## ITEMS
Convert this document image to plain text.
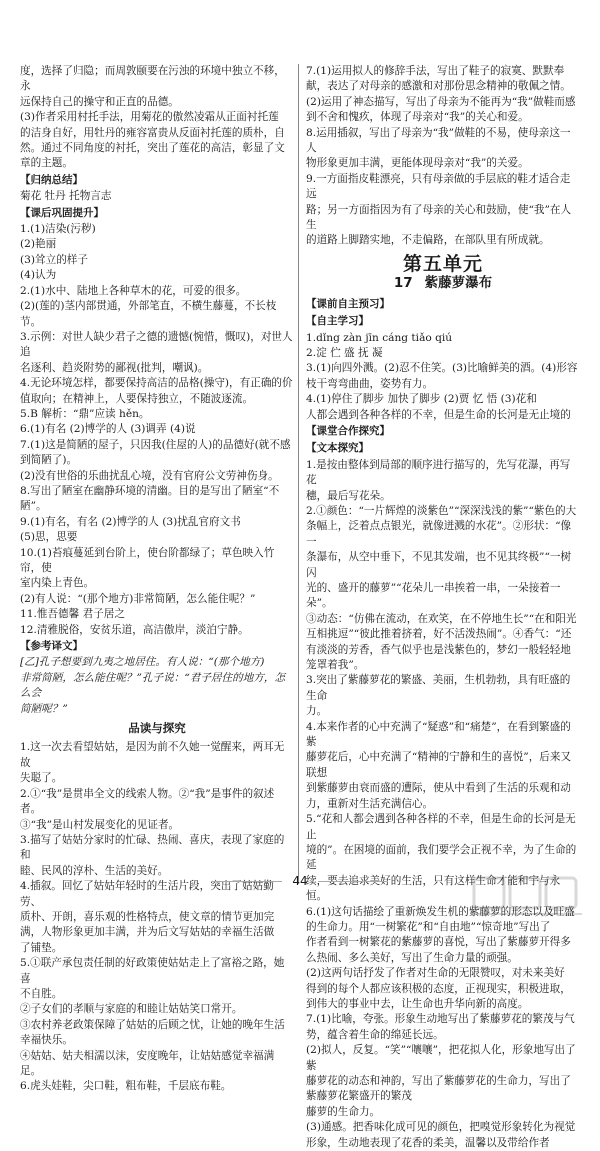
度，选择了归隐；而周敦颐要在污浊的环境中独立不移，永

远保持自己的操守和正直的品德。

(3)作者采用村托手法，用菊花的傲然凌霜从正面衬托莲

的洁身自好，用牡丹的雍容富贵从反面衬托莲的质朴，自

然。通过不同角度的衬托，突出了莲花的高洁，彰显了文

章的主题。

【归纳总结】

菊花 牡丹 托物言志

【课后巩固提升】

1.(1)洁染(污秽)

(2)艳丽

(3)耸立的样子

(4)认为

2.(1)水中、陆地上各种草木的花，可爱的很多。

(2)(莲的)茎内部贯通，外部笔直，不横生藤蔓，不长枝节。

3.示例：对世人缺少君子之德的遗憾(惋惜，慨叹)，对世人追

名逐利、趋炎附势的鄙视(批判，嘲讽)。

4.无论环境怎样，都要保持高洁的品格(操守)，有正确的价

值取向；在精神上，人要保持独立，不随波逐流。

5.B 解析：“鼎”应读 hěn。

6.(1)有名 (2)博学的人 (3)调弄 (4)说

7.(1)这是简陋的屋子，只因我(住屋的人)的品德好(就不感

到简陋了)。

(2)没有世俗的乐曲扰乱心境，没有官府公文劳神伤身。

8.写出了陋室在幽静环境的清幽。目的是写出了陋室“不陋”。

9.(1)有名，有名 (2)博学的人 (3)扰乱官府文书

(5)思，思要

10.(1)苔痕蔓延到台阶上，使台阶都绿了；草色映入竹帘，使

室内染上青色。

(2)有人说：“(那个地方)非常简陋，怎么能住呢？”

11.惟吾德馨 君子居之

12.清雅脱俗，安贫乐道，高洁傲岸，淡泊宁静。

【参考译文】

[乙]孔子想要到九夷之地居住。有人说：“(那个地方)

非常简陋，怎么能住呢？”孔子说：“君子居住的地方，怎么会

简陋呢？”

品读与探究

1.这一次去看望姑姑，是因为前不久她一觉醒来，两耳无故

失聪了。

2.①“我”是贯串全文的线索人物。②“我”是事件的叙述者。

③“我”是山村发展变化的见证者。

3.描写了姑姑分家时的忙碌、热闹、喜庆，表现了家庭的和

睦、民风的淳朴、生活的美好。

4.插叙。回忆了姑姑年轻时的生活片段，突出了姑姑勤劳、

质朴、开朗，喜乐观的性格特点，使文章的情节更加完

满，人物形象更加丰满，并为后文写姑姑的幸福生活做

了铺垫。

5.①联产承包责任制的好政策使姑姑走上了富裕之路，她喜

不自胜。

②子女们的孝顺与家庭的和睦让姑姑笑口常开。

③农村养老政策保障了姑姑的后顾之忧，让她的晚年生活

幸福快乐。

④姑姑、姑夫相濡以沫，安度晚年，让姑姑感觉幸福满足。

6.虎头娃鞋，尖口鞋，粗布鞋，千层底布鞋。

7.(1)运用拟人的修辞手法，写出了鞋子的寂寞、默默奉

献，表达了对母亲的感激和对那份思念精神的敬佩之情。

(2)运用了神态描写，写出了母亲为不能再为“我”做鞋而感

到不舍和愧疚，体现了母亲对“我”的关心和爱。

8.运用插叙，写出了母亲为“我”做鞋的不易，使母亲这一人

物形象更加丰满，更能体现母亲对“我”的关爱。

9.一方面指皮鞋漂亮，只有母亲做的手层底的鞋才适合走远

路；另一方面指因为有了母亲的关心和鼓励，使“我”在人生

的道路上脚踏实地，不走偏路，在部队里有所成就。

第五单元
17 紫藤萝瀑布
【课前自主预习】
【自主学习】

1.dǐng zàn jīn cáng tiǎo qiú

2.淀 伫 盛 抚 凝

3.(1)向四外溅。(2)忍不住笑。(3)比喻鲜美的酒。(4)形容

枝干弯弯曲曲，姿势有力。

4.(1)停住了脚步 加快了脚步 (2)贾 忆 悟 (3)花和

人都会遇到各种各样的不幸，但是生命的长河是无止境的

【课堂合作探究】
【文本探究】

1.是按由整体到局部的顺序进行描写的，先写花瀑，再写花

穗，最后写花朵。

2.①颜色：“一片辉煌的淡紫色”“深深浅浅的紫”“紫色的大

条幅上，泛着点点银光，就像迸溅的水花”。②形状：“像一

条瀑布，从空中垂下，不见其发端，也不见其终极”“一树闪

光的、盛开的藤萝”“花朵儿一串挨着一串，一朵接着一朵”。

③动态：“仿佛在流动，在欢笑，在不停地生长”“在和阳光

互相挑逗”“彼此推着挤着，好不活泼热闹”。④香气：“还

有淡淡的芳香，香气似乎也是浅紫色的，梦幻一般轻轻地

笼罩着我”。

3.突出了紫藤萝花的繁盛、美丽，生机勃勃，具有旺盛的生命

力。

4.本来作者的心中充满了“疑惑”和“痛楚”，在看到繁盛的紫

藤萝花后，心中充满了“精神的宁静和生的喜悦”，后来又联想

到紫藤萝由衰而盛的遭际，使从中看到了生活的乐观和动

力，重新对生活充满信心。

5.“花和人都会遇到各种各样的不幸，但是生命的长河是无止

境的”。在困境的面前，我们要学会正视不幸，为了生命的延

续，要去追求美好的生活，只有这样生命才能和宇与永恒。

6.(1)这句话描绘了重新焕发生机的紫藤萝的形态以及旺盛

的生命力。用“一树繁花”和“自由地”“惊奇地”写出了

作者看到一树繁花的紫藤萝的喜悦，写出了紫藤萝开得多

么热闹、多么美好，写出了生命力量的顽强。

(2)这两句话抒发了作者对生命的无限赞叹，对未来美好

得到的每个人都应该积极的态度，正视现实，积极进取，

到伟大的事业中去，让生命也升华向新的高度。

7.(1)比喻，夸张。形象生动地写出了紫藤萝花的繁茂与气

势，蕴含着生命的绵延长远。

(2)拟人，反复。“笑”“嚷嚷”，把花拟人化，形象地写出了紫

藤萝花的动态和神韵，写出了紫藤萝花的生命力，写出了紫藤萝花繁盛开的繁茂

藤萝的生命力。

(3)通感。把香味化成可见的颜色，把嗅觉形象转化为视觉

形象，生动地表现了花香的柔美，温馨以及带给作者

44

## WHAT YOU WILL DO
Sift through the entries and copy every line with "怎么能住呢".

## SOLUTION TO THIS EXERCISE
(2)有人说：“(那个地方)非常简陋，怎么能住呢？”
非常简陋，怎么能住呢？”孔子说：“君子居住的地方，怎么会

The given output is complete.